■ TASK INSTRUCTIONS
Repeat all of the records verbatim.

Stored data:
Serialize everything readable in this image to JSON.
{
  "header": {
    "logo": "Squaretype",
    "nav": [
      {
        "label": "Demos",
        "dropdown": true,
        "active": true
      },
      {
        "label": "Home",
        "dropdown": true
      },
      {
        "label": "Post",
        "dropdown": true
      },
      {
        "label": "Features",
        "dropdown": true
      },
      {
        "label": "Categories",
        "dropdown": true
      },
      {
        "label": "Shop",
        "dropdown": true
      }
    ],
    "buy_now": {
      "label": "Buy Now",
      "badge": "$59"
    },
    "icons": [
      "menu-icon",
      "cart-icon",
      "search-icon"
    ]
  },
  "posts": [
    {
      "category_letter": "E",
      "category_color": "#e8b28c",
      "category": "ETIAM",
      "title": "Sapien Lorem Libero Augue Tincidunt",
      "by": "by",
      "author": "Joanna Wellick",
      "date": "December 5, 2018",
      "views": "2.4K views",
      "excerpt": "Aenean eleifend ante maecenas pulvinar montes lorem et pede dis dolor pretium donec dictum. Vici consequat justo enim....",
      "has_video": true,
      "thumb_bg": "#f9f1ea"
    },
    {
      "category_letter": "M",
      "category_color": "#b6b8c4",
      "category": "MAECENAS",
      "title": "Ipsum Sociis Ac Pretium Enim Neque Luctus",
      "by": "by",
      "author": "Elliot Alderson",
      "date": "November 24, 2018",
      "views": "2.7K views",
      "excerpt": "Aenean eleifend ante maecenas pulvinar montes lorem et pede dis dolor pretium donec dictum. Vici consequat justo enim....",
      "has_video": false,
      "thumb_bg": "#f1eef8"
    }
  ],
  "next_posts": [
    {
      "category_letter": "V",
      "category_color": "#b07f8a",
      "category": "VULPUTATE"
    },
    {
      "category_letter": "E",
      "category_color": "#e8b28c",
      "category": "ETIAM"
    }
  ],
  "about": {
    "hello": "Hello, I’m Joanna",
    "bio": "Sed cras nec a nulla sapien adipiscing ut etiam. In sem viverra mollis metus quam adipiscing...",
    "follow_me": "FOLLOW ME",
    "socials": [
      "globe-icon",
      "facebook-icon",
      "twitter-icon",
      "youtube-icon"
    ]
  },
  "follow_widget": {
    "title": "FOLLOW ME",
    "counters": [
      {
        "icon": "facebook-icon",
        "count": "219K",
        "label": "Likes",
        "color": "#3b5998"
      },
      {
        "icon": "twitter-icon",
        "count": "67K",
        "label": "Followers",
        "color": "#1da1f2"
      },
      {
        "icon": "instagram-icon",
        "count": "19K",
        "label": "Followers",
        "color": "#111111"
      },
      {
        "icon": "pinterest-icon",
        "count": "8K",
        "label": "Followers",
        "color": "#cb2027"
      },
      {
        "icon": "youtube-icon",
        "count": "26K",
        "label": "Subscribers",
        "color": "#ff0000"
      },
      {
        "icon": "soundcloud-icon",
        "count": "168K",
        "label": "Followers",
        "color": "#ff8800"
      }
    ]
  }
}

■ OUTPUT OF THE EXERCISE
Serialize everything readable in this image to JSON.
{
  "header": {
    "logo": "Squaretype",
    "nav": [
      {
        "label": "Demos",
        "dropdown": true,
        "active": true
      },
      {
        "label": "Home",
        "dropdown": true
      },
      {
        "label": "Post",
        "dropdown": true
      },
      {
        "label": "Features",
        "dropdown": true
      },
      {
        "label": "Categories",
        "dropdown": true
      },
      {
        "label": "Shop",
        "dropdown": true
      }
    ],
    "buy_now": {
      "label": "Buy Now",
      "badge": "$59"
    },
    "icons": [
      "menu-icon",
      "cart-icon",
      "search-icon"
    ]
  },
  "posts": [
    {
      "category_letter": "E",
      "category_color": "#e8b28c",
      "category": "ETIAM",
      "title": "Sapien Lorem Libero Augue Tincidunt",
      "by": "by",
      "author": "Joanna Wellick",
      "date": "December 5, 2018",
      "views": "2.4K views",
      "excerpt": "Aenean eleifend ante maecenas pulvinar montes lorem et pede dis dolor pretium donec dictum. Vici consequat justo enim....",
      "has_video": true,
      "thumb_bg": "#f9f1ea"
    },
    {
      "category_letter": "M",
      "category_color": "#b6b8c4",
      "category": "MAECENAS",
      "title": "Ipsum Sociis Ac Pretium Enim Neque Luctus",
      "by": "by",
      "author": "Elliot Alderson",
      "date": "November 24, 2018",
      "views": "2.7K views",
      "excerpt": "Aenean eleifend ante maecenas pulvinar montes lorem et pede dis dolor pretium donec dictum. Vici consequat justo enim....",
      "has_video": false,
      "thumb_bg": "#f1eef8"
    }
  ],
  "next_posts": [
    {
      "category_letter": "V",
      "category_color": "#b07f8a",
      "category": "VULPUTATE"
    },
    {
      "category_letter": "E",
      "category_color": "#e8b28c",
      "category": "ETIAM"
    }
  ],
  "about": {
    "hello": "Hello, I’m Joanna",
    "bio": "Sed cras nec a nulla sapien adipiscing ut etiam. In sem viverra mollis metus quam adipiscing...",
    "follow_me": "FOLLOW ME",
    "socials": [
      "globe-icon",
      "facebook-icon",
      "twitter-icon",
      "youtube-icon"
    ]
  },
  "follow_widget": {
    "title": "FOLLOW ME",
    "counters": [
      {
        "icon": "facebook-icon",
        "count": "219K",
        "label": "Likes",
        "color": "#3b5998"
      },
      {
        "icon": "twitter-icon",
        "count": "67K",
        "label": "Followers",
        "color": "#1da1f2"
      },
      {
        "icon": "instagram-icon",
        "count": "19K",
        "label": "Followers",
        "color": "#111111"
      },
      {
        "icon": "pinterest-icon",
        "count": "8K",
        "label": "Followers",
        "color": "#cb2027"
      },
      {
        "icon": "youtube-icon",
        "count": "26K",
        "label": "Subscribers",
        "color": "#ff0000"
      },
      {
        "icon": "soundcloud-icon",
        "count": "168K",
        "label": "Followers",
        "color": "#ff8800"
      }
    ]
  }
}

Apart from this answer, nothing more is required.